• [WORK TO BE COMPLETED]: Show every line in the entries below where the word "Mädchenchor" appears.

───── DATASET RECORDS

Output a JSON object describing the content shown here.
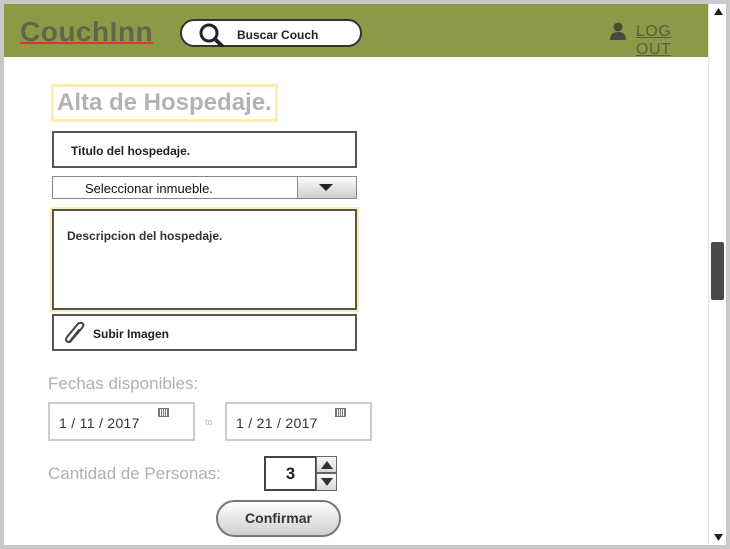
{
  "header": {
    "logo": "CouchInn",
    "search_label": "Buscar Couch",
    "logout_label": "LOG OUT"
  },
  "form": {
    "title": "Alta de Hospedaje.",
    "titulo_placeholder": "Titulo del hospedaje.",
    "inmueble_select": "Seleccionar inmueble.",
    "descripcion_placeholder": "Descripcion del hospedaje.",
    "upload_label": "Subir Imagen",
    "fechas_label": "Fechas disponibles:",
    "fecha_desde": "1 / 11 / 2017",
    "to_label": "to",
    "fecha_hasta": "1 / 21 / 2017",
    "personas_label": "Cantidad de Personas:",
    "personas_value": "3",
    "confirm_label": "Confirmar"
  },
  "colors": {
    "header_bg": "#8c9a48",
    "logo": "#62654a",
    "highlight": "#fbefb0"
  },
  "icons": {
    "search": "search-icon",
    "user": "user-icon",
    "dropdown": "chevron-down-icon",
    "attach": "paperclip-icon",
    "calendar": "calendar-icon"
  }
}
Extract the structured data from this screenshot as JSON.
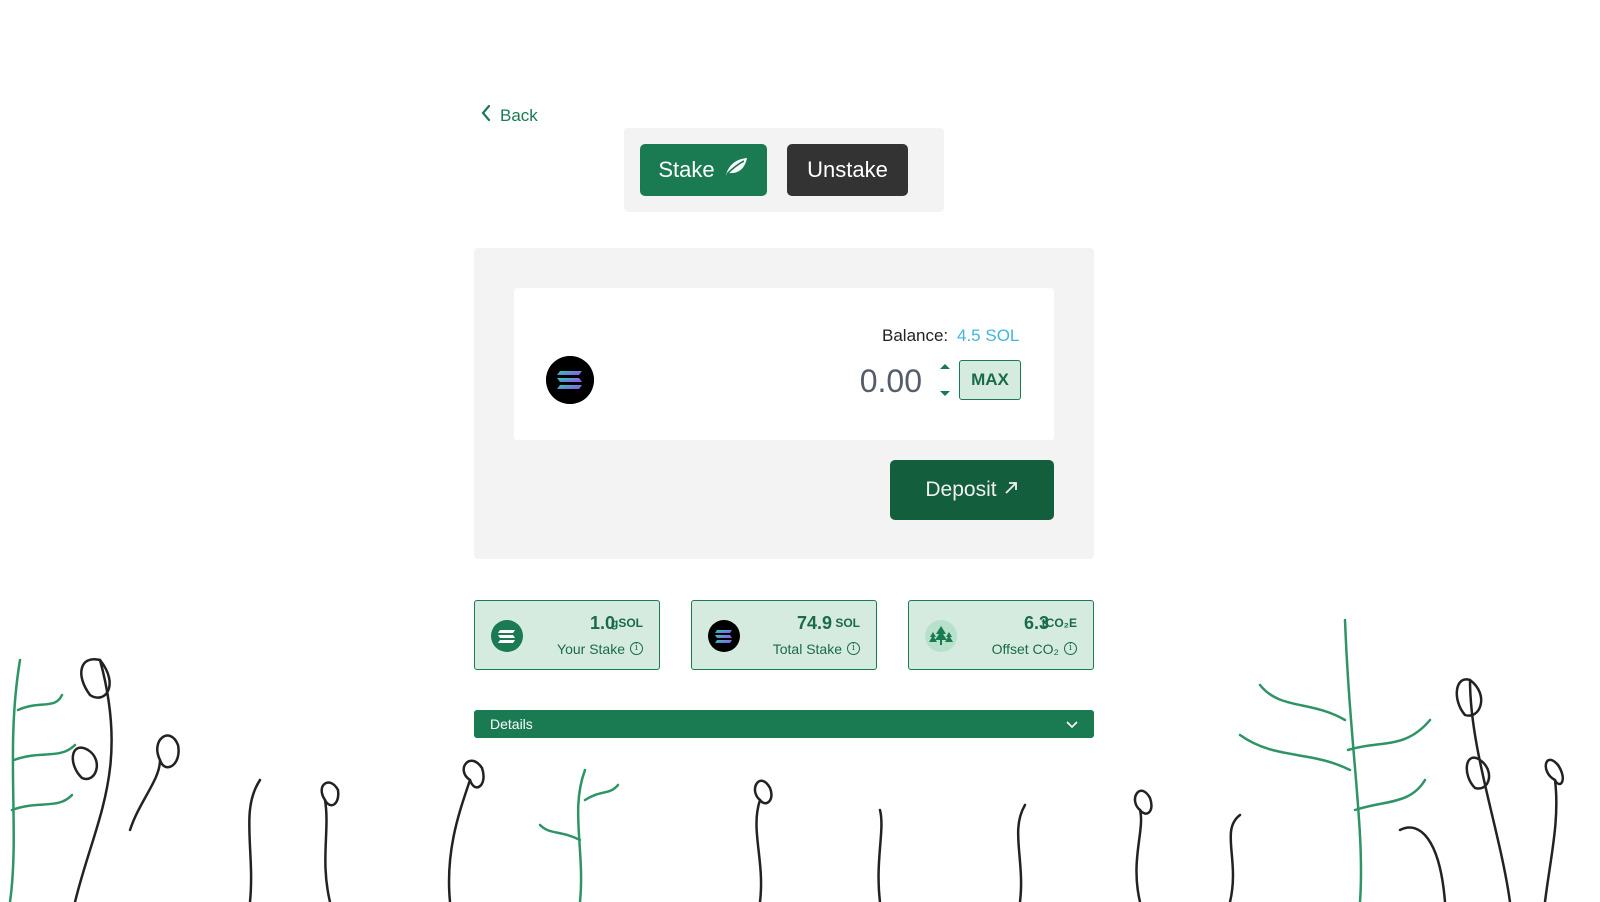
{
  "nav": {
    "back_label": "Back"
  },
  "toggle": {
    "stake_label": "Stake",
    "unstake_label": "Unstake"
  },
  "deposit_card": {
    "balance_label": "Balance:",
    "balance_value": "4.5 SOL",
    "amount_placeholder": "0.00",
    "max_label": "MAX",
    "deposit_label": "Deposit",
    "token_icon": "solana-logo-icon"
  },
  "stats": [
    {
      "value": "1.0",
      "unit": "gSOL",
      "label": "Your Stake",
      "icon": "gsol-icon"
    },
    {
      "value": "74.9",
      "unit": "SOL",
      "label": "Total Stake",
      "icon": "solana-logo-icon"
    },
    {
      "value": "6.3",
      "unit": "tCO₂E",
      "label": "Offset CO₂",
      "icon": "trees-icon"
    }
  ],
  "details": {
    "label": "Details"
  },
  "colors": {
    "brand_green": "#1a7a52",
    "dark_green": "#135e3c",
    "light_green": "#d5ebe0",
    "balance_blue": "#3fb6e0",
    "unstake_dark": "#333333",
    "panel_gray": "#f3f3f3"
  }
}
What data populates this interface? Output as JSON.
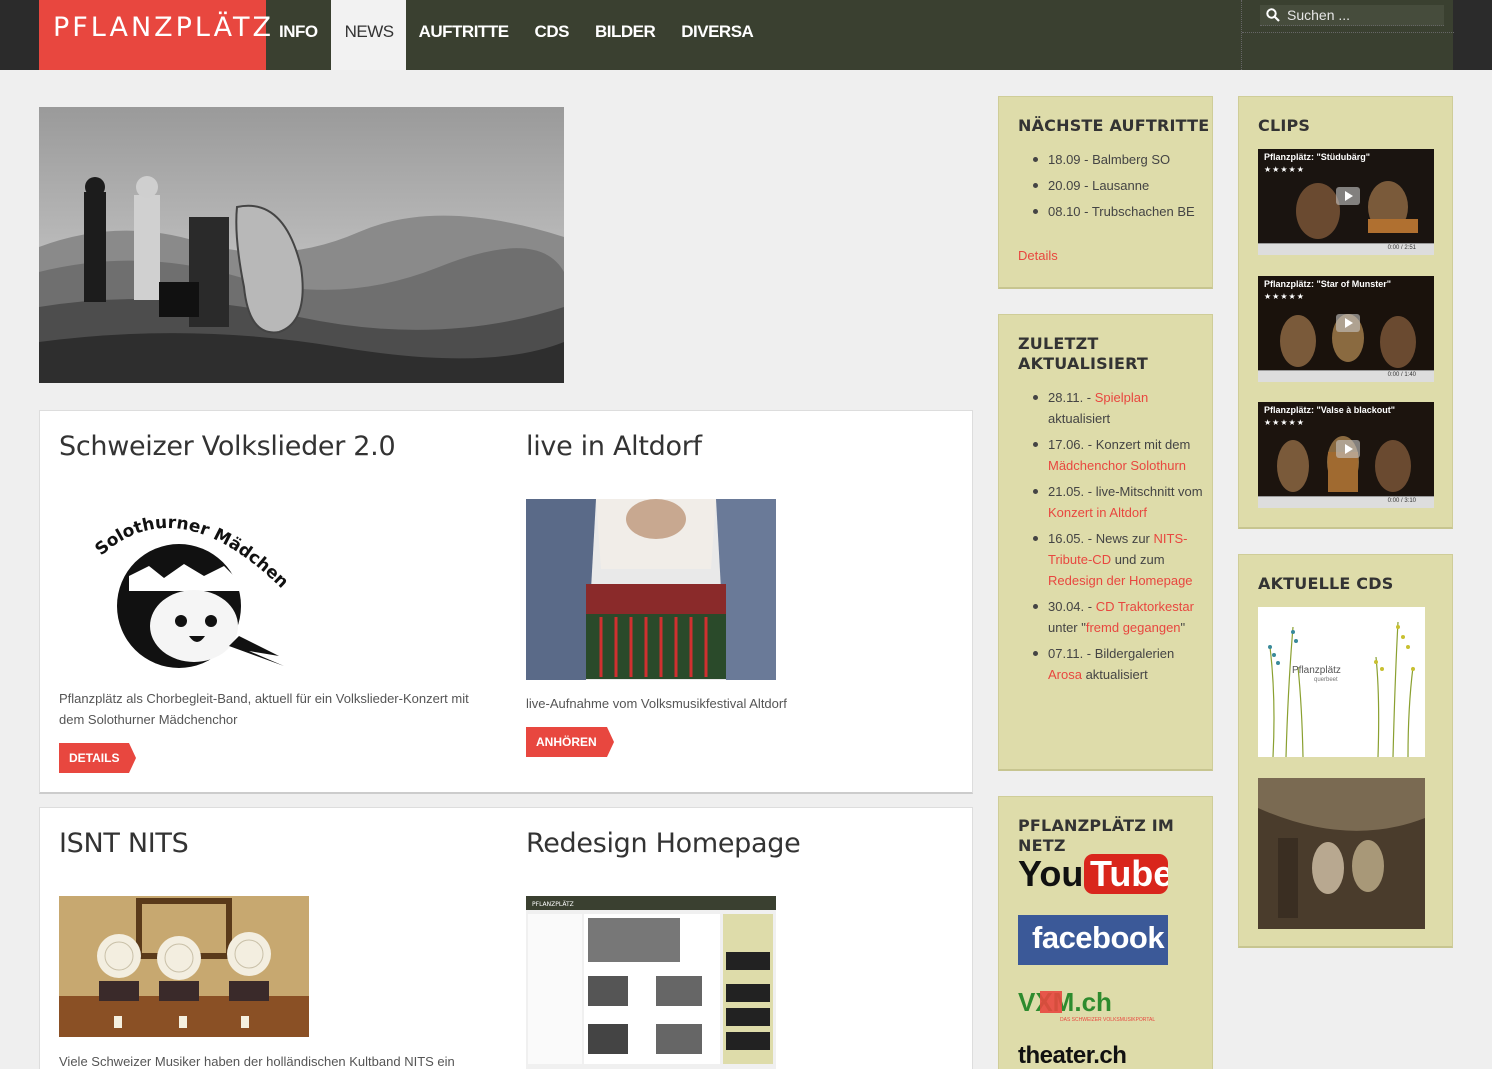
{
  "site": {
    "logo": "PFLANZPLÄTZ",
    "nav": [
      "INFO",
      "NEWS",
      "AUFTRITTE",
      "CDS",
      "BILDER",
      "DIVERSA"
    ],
    "active_nav": "NEWS",
    "search_placeholder": "Suchen ..."
  },
  "posts": [
    {
      "title": "Schweizer Volkslieder 2.0",
      "image_text": "Solothurner Mädchenchor",
      "text": "Pflanzplätz als Chorbegleit-Band, aktuell für ein Volkslieder-Konzert mit dem Solothurner Mädchenchor",
      "button": "DETAILS"
    },
    {
      "title": "live in Altdorf",
      "text": "live-Aufnahme vom Volksmusikfestival Altdorf",
      "button": "ANHÖREN"
    },
    {
      "title": "ISNT NITS",
      "text": "Viele Schweizer Musiker haben der holländischen Kultband NITS ein"
    },
    {
      "title": "Redesign Homepage",
      "image_text": "PFLANZPLÄTZ"
    }
  ],
  "widgets": {
    "next_gigs": {
      "title": "NÄCHSTE AUFTRITTE",
      "items": [
        "18.09 - Balmberg SO",
        "20.09 - Lausanne",
        "08.10 - Trubschachen BE"
      ],
      "link": "Details"
    },
    "updated": {
      "title_line1": "ZULETZT",
      "title_line2": "AKTUALISIERT",
      "items": [
        {
          "pre": "28.11. - ",
          "link": "Spielplan",
          "post": " aktualisiert"
        },
        {
          "pre": "17.06. - Konzert mit dem ",
          "link": "Mädchenchor Solothurn",
          "post": ""
        },
        {
          "pre": "21.05. - live-Mitschnitt vom ",
          "link": "Konzert in Altdorf",
          "post": ""
        },
        {
          "pre": "16.05. - News zur ",
          "link": "NITS-Tribute-CD",
          "mid": " und zum ",
          "link2": "Redesign der Homepage",
          "post": ""
        },
        {
          "pre": "30.04. - ",
          "link": "CD Traktorkestar",
          "mid": " unter \"",
          "link2": "fremd gegangen",
          "post": "\""
        },
        {
          "pre": "07.11. - Bildergalerien ",
          "link": "Arosa",
          "post": " aktualisiert"
        }
      ]
    },
    "net": {
      "title": "PFLANZPLÄTZ IM NETZ",
      "youtube": "YouTube",
      "youtube_you": "You",
      "youtube_tube": "Tube",
      "facebook": "facebook",
      "vxm": "VXM.ch",
      "vxm_sub": "DAS SCHWEIZER VOLKSMUSIKPORTAL",
      "theater": "theater.ch"
    },
    "clips": {
      "title": "CLIPS",
      "items": [
        {
          "title": "Pflanzplätz: \"Stüdubärg\"",
          "time": "0:00 / 2:51"
        },
        {
          "title": "Pflanzplätz: \"Star of Munster\"",
          "time": "0:00 / 1:40"
        },
        {
          "title": "Pflanzplätz: \"Valse à blackout\"",
          "time": "0:00 / 3:10"
        }
      ],
      "stars": "★★★★★"
    },
    "cds": {
      "title": "AKTUELLE CDS",
      "cd1_title": "Pflanzplätz",
      "cd1_sub": "querbeet"
    }
  },
  "colors": {
    "accent": "#e8473f",
    "header": "#3a4030",
    "widget_bg": "#dedcaa"
  }
}
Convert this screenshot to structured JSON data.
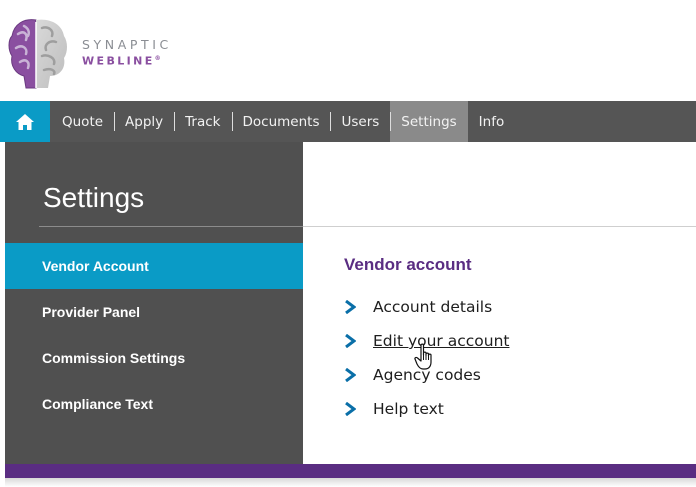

──────────

• [TASK SOLUTION]:
      "image_text": "Solothurner Mädchenchor",
      "text": "Pflanzplätz als Chorbegleit-Band, aktuell für ein Volkslieder-Konzert mit dem Solothurner Mädchenchor",
          "link": "Mädchenchor Solothurn",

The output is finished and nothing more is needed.